#### EXERCISE PROMPT
Copy out the listing that follows, exactly, without its pictures.
Start of THE DATA
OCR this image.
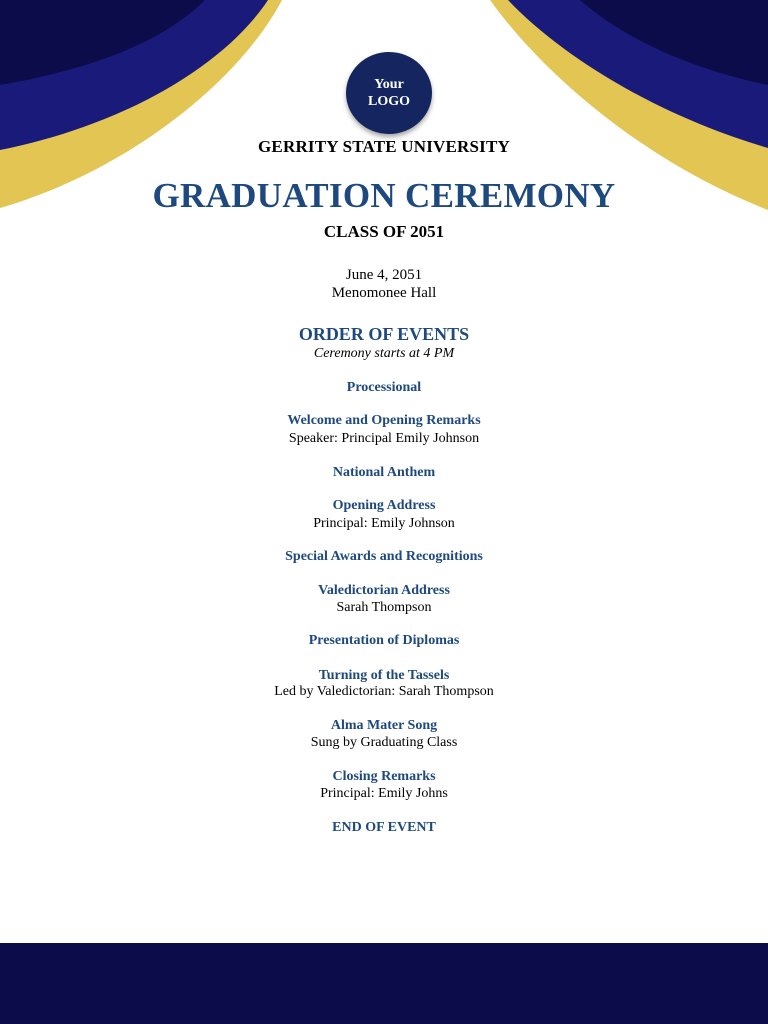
Your
LOGO
GERRITY STATE UNIVERSITY
GRADUATION CEREMONY
CLASS OF 2051
June 4, 2051
Menomonee Hall
ORDER OF EVENTS
Ceremony starts at 4 PM
Processional
Welcome and Opening Remarks
Speaker: Principal Emily Johnson
National Anthem
Opening Address
Principal: Emily Johnson
Special Awards and Recognitions
Valedictorian Address
Sarah Thompson
Presentation of Diplomas
Turning of the Tassels
Led by Valedictorian: Sarah Thompson
Alma Mater Song
Sung by Graduating Class
Closing Remarks
Principal: Emily Johns
END OF EVENT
End of THE DATA
#### THE SOLUTION
OCR this image.
Your
LOGO
GERRITY STATE UNIVERSITY
GRADUATION CEREMONY
CLASS OF 2051
June 4, 2051
Menomonee Hall
ORDER OF EVENTS
Ceremony starts at 4 PM
Processional
Welcome and Opening Remarks
Speaker: Principal Emily Johnson
National Anthem
Opening Address
Principal: Emily Johnson
Special Awards and Recognitions
Valedictorian Address
Sarah Thompson
Presentation of Diplomas
Turning of the Tassels
Led by Valedictorian: Sarah Thompson
Alma Mater Song
Sung by Graduating Class
Closing Remarks
Principal: Emily Johns
END OF EVENT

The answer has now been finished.